— Exercise —
Select from the records below every line that has the word "JSON" in it.

━━━ Source material

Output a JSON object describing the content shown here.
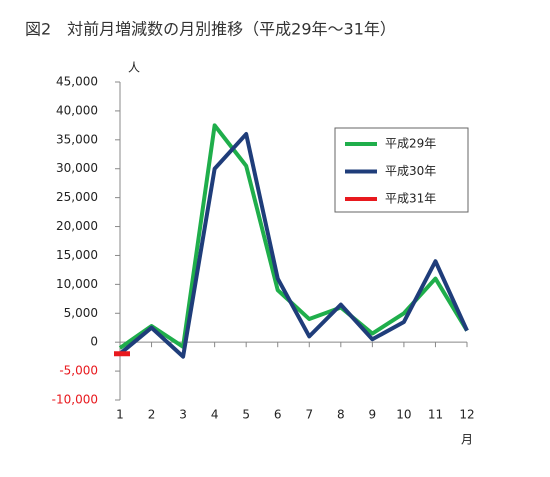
{
  "chart_data": {
    "type": "line",
    "title": "図2　対前月増減数の月別推移（平成29年～31年）",
    "y_unit": "人",
    "x_unit": "月",
    "categories": [
      "1",
      "2",
      "3",
      "4",
      "5",
      "6",
      "7",
      "8",
      "9",
      "10",
      "11",
      "12"
    ],
    "series": [
      {
        "name": "平成29年",
        "color": "#1fae4b",
        "values": [
          -1000,
          2800,
          -800,
          37500,
          30500,
          9000,
          4000,
          6000,
          1500,
          5000,
          11000,
          2000
        ]
      },
      {
        "name": "平成30年",
        "color": "#1f3d7a",
        "values": [
          -2000,
          2500,
          -2500,
          30000,
          36000,
          11000,
          1000,
          6500,
          500,
          3500,
          14000,
          2000
        ]
      },
      {
        "name": "平成31年",
        "color": "#e8191e",
        "values": [
          -2000,
          null,
          null,
          null,
          null,
          null,
          null,
          null,
          null,
          null,
          null,
          null
        ]
      }
    ],
    "ylim": [
      -10000,
      45000
    ],
    "yticks": [
      {
        "value": -10000,
        "label": "-10,000"
      },
      {
        "value": -5000,
        "label": "-5,000"
      },
      0,
      {
        "value": 5000,
        "label": "5,000"
      },
      {
        "value": 10000,
        "label": "10,000"
      },
      {
        "value": 15000,
        "label": "15,000"
      },
      {
        "value": 20000,
        "label": "20,000"
      },
      {
        "value": 25000,
        "label": "25,000"
      },
      {
        "value": 30000,
        "label": "30,000"
      },
      {
        "value": 35000,
        "label": "35,000"
      },
      {
        "value": 40000,
        "label": "40,000"
      },
      {
        "value": 45000,
        "label": "45,000"
      }
    ],
    "negative_tick_color": "#e8191e",
    "grid": false,
    "legend": "upper right"
  }
}
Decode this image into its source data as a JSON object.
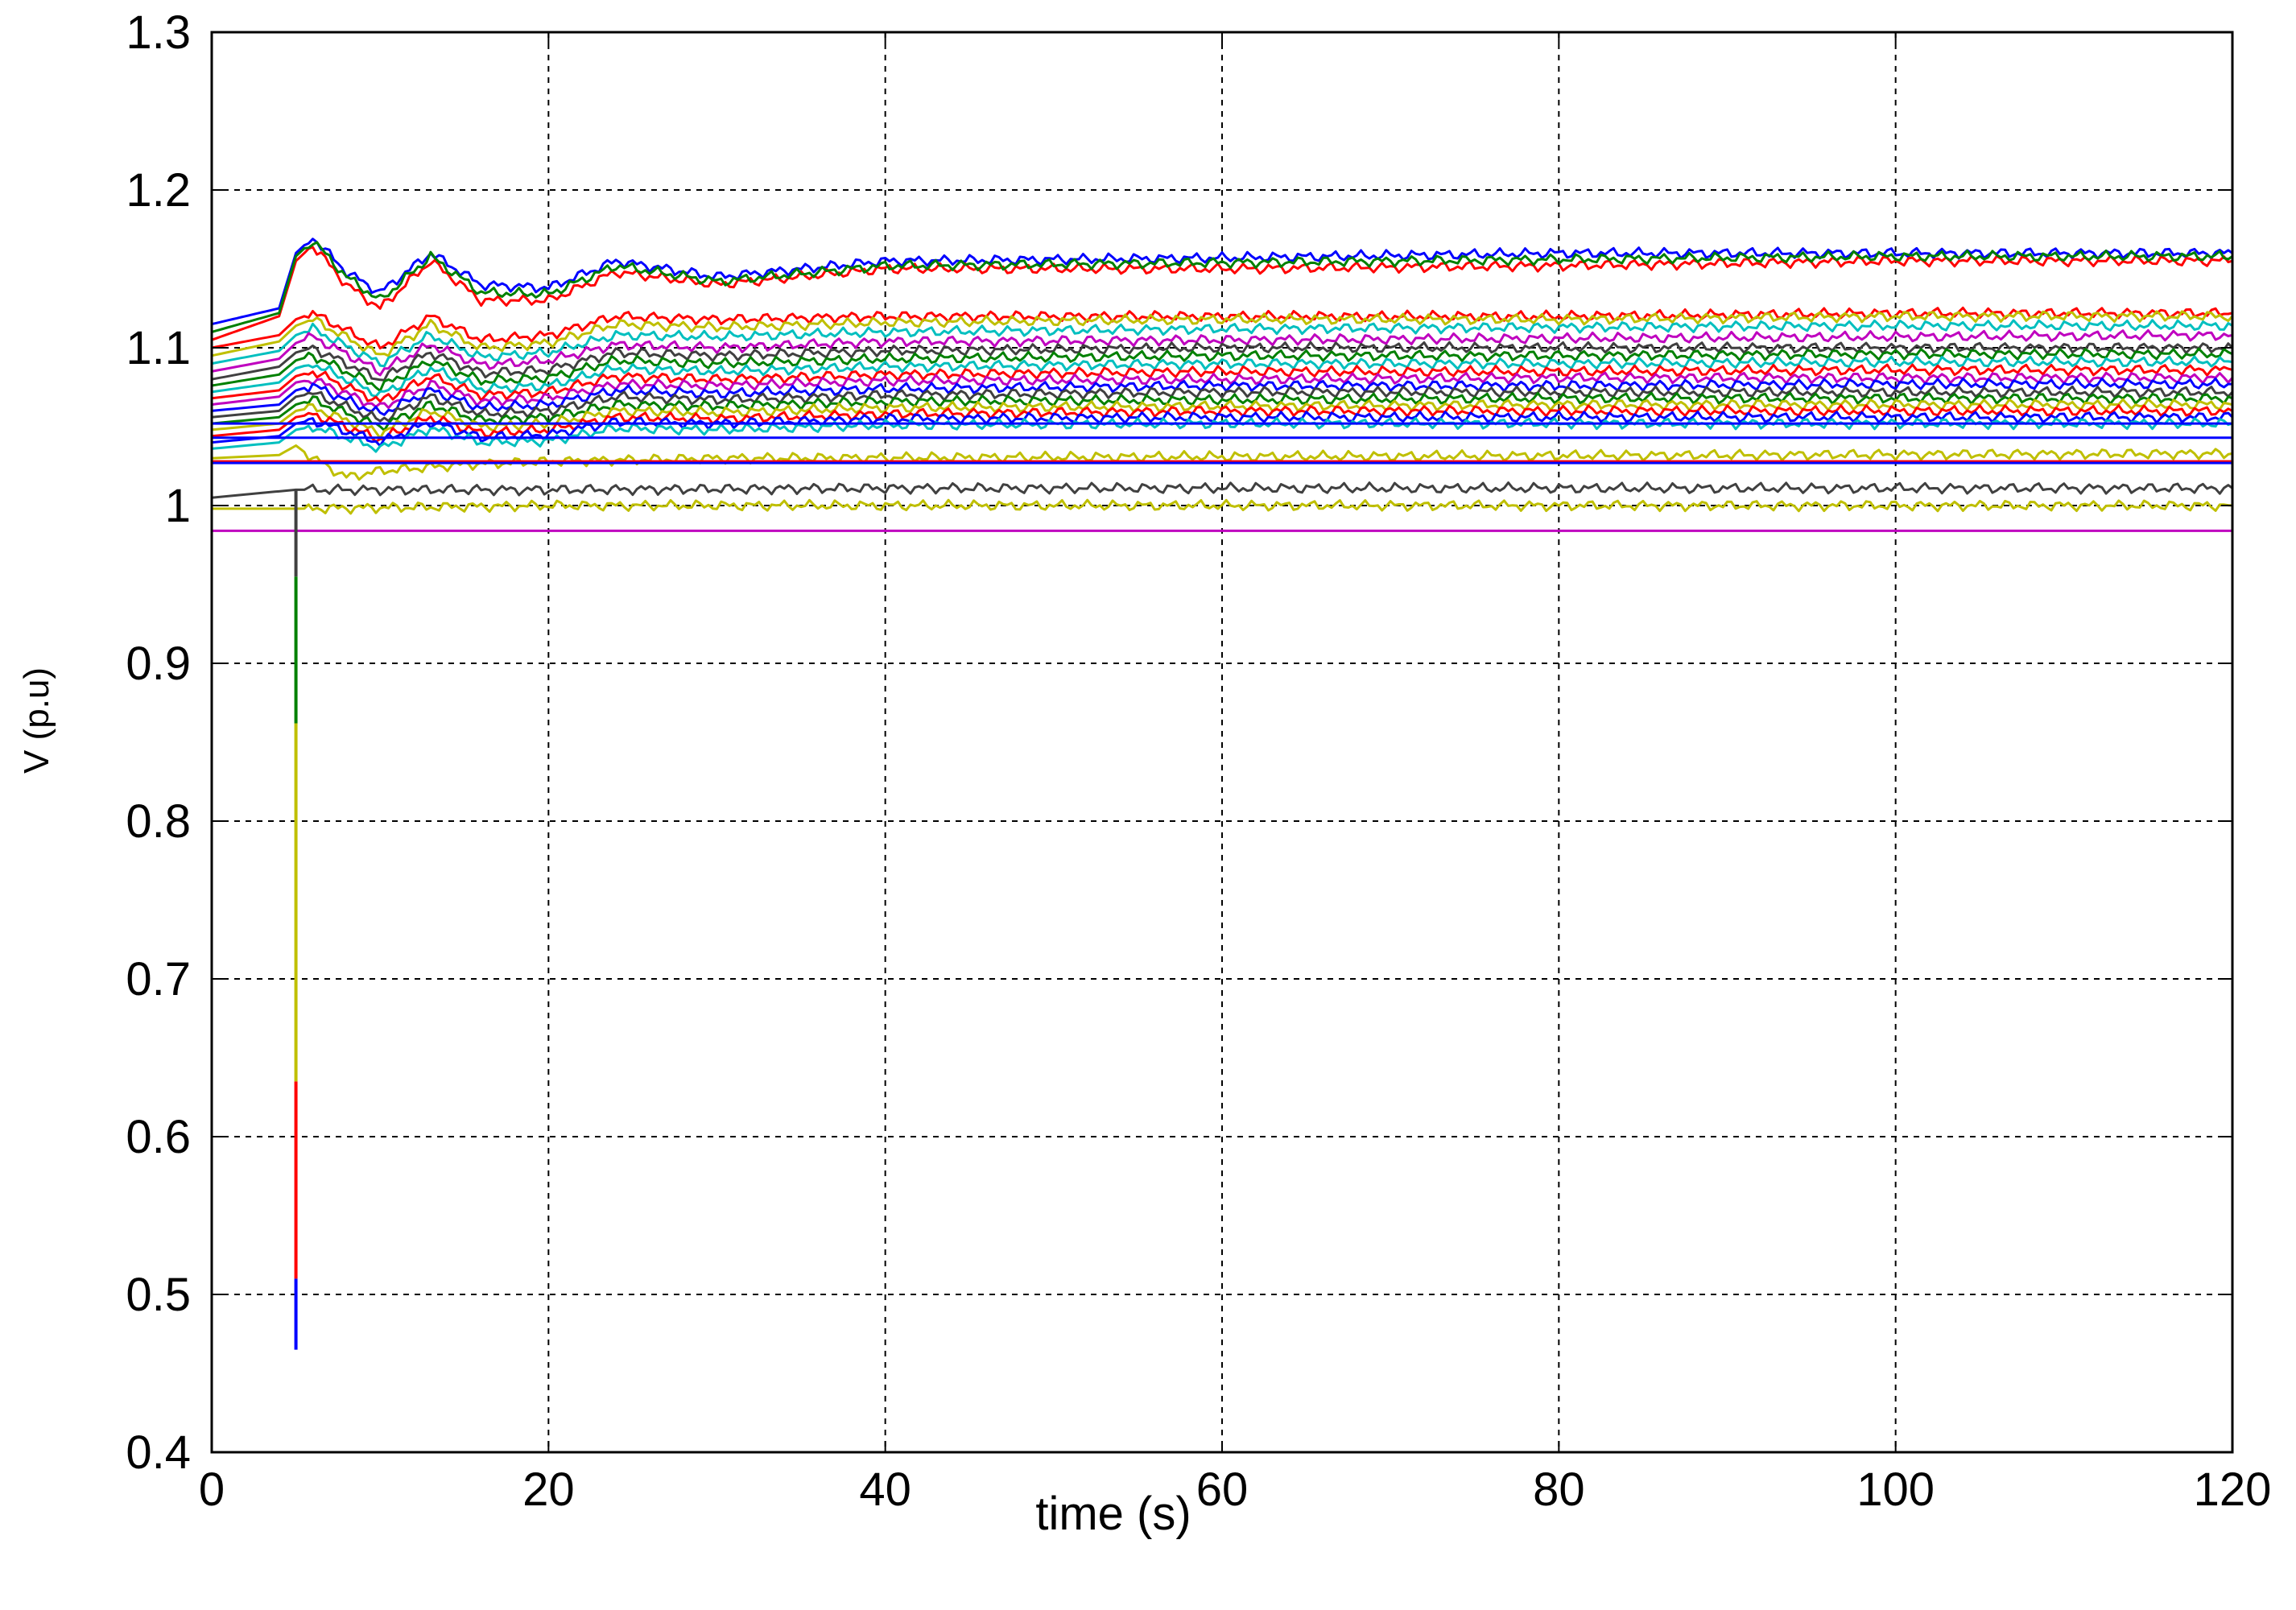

━━━━━━

— Response to the exercise —
Output a JSON object describing the content shown here.
Decode this image into its source data as a JSON object.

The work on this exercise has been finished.